List each line in which the string "Ambient" appears.

INPUT ROWS:
____
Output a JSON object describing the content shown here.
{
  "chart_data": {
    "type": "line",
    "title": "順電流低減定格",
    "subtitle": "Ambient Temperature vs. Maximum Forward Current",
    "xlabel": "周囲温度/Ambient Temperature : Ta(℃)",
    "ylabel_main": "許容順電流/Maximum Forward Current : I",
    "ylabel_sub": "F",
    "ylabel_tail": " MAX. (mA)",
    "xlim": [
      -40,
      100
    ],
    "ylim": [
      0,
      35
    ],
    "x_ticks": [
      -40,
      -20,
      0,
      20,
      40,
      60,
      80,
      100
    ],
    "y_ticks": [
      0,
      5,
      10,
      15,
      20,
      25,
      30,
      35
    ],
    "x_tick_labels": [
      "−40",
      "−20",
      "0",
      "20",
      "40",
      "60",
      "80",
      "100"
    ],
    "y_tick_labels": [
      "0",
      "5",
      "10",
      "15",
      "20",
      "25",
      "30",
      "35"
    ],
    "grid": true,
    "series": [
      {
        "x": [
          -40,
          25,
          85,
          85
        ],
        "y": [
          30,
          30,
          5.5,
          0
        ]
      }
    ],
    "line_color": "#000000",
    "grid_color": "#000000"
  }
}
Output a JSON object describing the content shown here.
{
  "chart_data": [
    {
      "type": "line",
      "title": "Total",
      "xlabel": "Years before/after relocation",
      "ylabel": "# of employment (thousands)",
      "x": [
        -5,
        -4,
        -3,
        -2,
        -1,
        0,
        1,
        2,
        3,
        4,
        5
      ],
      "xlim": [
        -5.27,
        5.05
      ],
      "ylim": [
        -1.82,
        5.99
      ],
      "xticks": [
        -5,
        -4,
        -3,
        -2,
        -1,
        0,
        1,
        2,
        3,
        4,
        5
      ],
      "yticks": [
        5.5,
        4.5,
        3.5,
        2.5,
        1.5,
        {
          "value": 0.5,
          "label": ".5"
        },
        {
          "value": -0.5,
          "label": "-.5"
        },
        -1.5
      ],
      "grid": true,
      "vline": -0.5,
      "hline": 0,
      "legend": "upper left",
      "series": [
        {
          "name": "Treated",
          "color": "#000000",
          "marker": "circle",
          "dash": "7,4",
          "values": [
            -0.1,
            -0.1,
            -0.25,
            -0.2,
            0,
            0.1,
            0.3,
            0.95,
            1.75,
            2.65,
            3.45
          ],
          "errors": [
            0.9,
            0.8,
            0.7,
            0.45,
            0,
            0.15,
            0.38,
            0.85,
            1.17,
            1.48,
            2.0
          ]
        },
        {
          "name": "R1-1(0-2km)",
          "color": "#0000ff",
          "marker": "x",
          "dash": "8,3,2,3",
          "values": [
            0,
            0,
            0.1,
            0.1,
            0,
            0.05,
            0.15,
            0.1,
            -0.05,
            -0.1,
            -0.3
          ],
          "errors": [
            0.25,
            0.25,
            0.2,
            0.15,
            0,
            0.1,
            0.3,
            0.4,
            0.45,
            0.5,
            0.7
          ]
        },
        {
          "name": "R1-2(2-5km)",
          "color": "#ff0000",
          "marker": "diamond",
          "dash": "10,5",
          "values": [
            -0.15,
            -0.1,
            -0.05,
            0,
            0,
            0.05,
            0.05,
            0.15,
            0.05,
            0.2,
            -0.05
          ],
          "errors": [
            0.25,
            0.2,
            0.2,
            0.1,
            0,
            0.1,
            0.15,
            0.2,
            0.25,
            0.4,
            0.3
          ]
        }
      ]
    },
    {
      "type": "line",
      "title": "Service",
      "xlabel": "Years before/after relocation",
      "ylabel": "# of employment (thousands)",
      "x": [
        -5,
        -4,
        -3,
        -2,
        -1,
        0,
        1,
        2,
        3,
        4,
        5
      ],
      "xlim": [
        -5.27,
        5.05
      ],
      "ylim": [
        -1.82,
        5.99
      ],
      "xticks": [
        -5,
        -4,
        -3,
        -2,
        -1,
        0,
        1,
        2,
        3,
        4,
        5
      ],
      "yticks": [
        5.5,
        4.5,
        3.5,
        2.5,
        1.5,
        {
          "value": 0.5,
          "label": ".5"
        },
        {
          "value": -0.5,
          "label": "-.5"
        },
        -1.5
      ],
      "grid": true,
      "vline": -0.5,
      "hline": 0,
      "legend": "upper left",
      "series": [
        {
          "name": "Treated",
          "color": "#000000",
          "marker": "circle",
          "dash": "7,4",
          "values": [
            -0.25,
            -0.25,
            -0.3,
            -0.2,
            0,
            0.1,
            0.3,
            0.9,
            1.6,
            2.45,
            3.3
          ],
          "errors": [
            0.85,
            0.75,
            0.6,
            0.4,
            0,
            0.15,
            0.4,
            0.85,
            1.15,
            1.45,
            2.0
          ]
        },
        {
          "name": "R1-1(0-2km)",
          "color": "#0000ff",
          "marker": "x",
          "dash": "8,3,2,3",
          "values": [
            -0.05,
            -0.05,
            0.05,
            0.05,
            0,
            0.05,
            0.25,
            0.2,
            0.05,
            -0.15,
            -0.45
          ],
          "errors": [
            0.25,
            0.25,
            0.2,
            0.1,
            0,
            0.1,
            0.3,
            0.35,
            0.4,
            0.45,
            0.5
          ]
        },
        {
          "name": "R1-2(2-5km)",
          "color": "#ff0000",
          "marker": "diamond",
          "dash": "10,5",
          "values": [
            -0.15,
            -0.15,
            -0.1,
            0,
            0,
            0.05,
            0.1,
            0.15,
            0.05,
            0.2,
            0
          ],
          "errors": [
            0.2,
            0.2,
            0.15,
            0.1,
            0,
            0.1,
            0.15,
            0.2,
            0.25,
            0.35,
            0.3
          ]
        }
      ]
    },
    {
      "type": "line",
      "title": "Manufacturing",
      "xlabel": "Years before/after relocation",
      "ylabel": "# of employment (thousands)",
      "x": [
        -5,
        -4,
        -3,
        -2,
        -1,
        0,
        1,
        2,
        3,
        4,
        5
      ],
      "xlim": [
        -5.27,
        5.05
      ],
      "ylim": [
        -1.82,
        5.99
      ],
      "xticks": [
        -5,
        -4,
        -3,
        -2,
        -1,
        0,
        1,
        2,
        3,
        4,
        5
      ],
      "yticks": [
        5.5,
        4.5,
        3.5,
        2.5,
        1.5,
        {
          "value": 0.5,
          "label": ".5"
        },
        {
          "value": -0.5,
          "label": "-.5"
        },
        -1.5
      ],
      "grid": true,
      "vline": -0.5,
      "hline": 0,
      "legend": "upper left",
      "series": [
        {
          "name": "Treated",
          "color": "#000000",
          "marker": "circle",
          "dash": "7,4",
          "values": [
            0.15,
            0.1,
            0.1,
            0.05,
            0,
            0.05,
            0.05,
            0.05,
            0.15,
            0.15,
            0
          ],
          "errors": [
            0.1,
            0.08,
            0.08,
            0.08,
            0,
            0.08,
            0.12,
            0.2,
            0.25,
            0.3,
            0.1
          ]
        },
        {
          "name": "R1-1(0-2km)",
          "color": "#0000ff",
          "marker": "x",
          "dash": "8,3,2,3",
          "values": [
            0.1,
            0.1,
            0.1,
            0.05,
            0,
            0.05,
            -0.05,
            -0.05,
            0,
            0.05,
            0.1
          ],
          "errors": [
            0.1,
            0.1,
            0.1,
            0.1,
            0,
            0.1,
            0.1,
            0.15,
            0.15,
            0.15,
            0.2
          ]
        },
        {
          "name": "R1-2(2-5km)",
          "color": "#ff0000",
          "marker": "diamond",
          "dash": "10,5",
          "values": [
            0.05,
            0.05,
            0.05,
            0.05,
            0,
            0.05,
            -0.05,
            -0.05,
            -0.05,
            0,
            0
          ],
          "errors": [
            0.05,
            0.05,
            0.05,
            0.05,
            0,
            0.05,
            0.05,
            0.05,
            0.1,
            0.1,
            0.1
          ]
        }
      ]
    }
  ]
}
____
ANSWER:
    "subtitle": "Ambient Temperature vs. Maximum Forward Current",
    "xlabel": "周囲温度/Ambient Temperature : Ta(℃)",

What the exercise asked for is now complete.